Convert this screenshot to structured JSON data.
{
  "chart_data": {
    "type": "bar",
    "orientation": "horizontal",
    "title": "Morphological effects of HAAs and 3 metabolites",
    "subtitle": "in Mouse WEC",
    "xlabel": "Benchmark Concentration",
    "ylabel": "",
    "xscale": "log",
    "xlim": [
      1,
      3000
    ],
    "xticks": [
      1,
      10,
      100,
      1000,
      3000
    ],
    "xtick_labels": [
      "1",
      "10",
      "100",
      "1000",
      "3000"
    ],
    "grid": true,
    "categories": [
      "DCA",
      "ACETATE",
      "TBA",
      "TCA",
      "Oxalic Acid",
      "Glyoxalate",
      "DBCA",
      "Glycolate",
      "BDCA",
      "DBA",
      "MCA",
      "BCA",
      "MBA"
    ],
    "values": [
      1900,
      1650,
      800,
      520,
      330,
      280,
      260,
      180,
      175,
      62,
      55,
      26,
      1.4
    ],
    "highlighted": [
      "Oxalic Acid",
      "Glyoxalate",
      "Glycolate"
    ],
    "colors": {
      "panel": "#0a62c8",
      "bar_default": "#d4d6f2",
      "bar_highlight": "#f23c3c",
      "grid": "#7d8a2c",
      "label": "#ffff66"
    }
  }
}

==*==

* WHAT YOU NEED TO DO *
Copy all data exactly, start to finish.

* COMPLETED TASK *
Convert this screenshot to structured JSON data.
{
  "chart_data": {
    "type": "bar",
    "orientation": "horizontal",
    "title": "Morphological effects of HAAs and 3 metabolites",
    "subtitle": "in Mouse WEC",
    "xlabel": "Benchmark Concentration",
    "ylabel": "",
    "xscale": "log",
    "xlim": [
      1,
      3000
    ],
    "xticks": [
      1,
      10,
      100,
      1000,
      3000
    ],
    "xtick_labels": [
      "1",
      "10",
      "100",
      "1000",
      "3000"
    ],
    "grid": true,
    "categories": [
      "DCA",
      "ACETATE",
      "TBA",
      "TCA",
      "Oxalic Acid",
      "Glyoxalate",
      "DBCA",
      "Glycolate",
      "BDCA",
      "DBA",
      "MCA",
      "BCA",
      "MBA"
    ],
    "values": [
      1900,
      1650,
      800,
      520,
      330,
      280,
      260,
      180,
      175,
      62,
      55,
      26,
      1.4
    ],
    "highlighted": [
      "Oxalic Acid",
      "Glyoxalate",
      "Glycolate"
    ],
    "colors": {
      "panel": "#0a62c8",
      "bar_default": "#d4d6f2",
      "bar_highlight": "#f23c3c",
      "grid": "#7d8a2c",
      "label": "#ffff66"
    }
  }
}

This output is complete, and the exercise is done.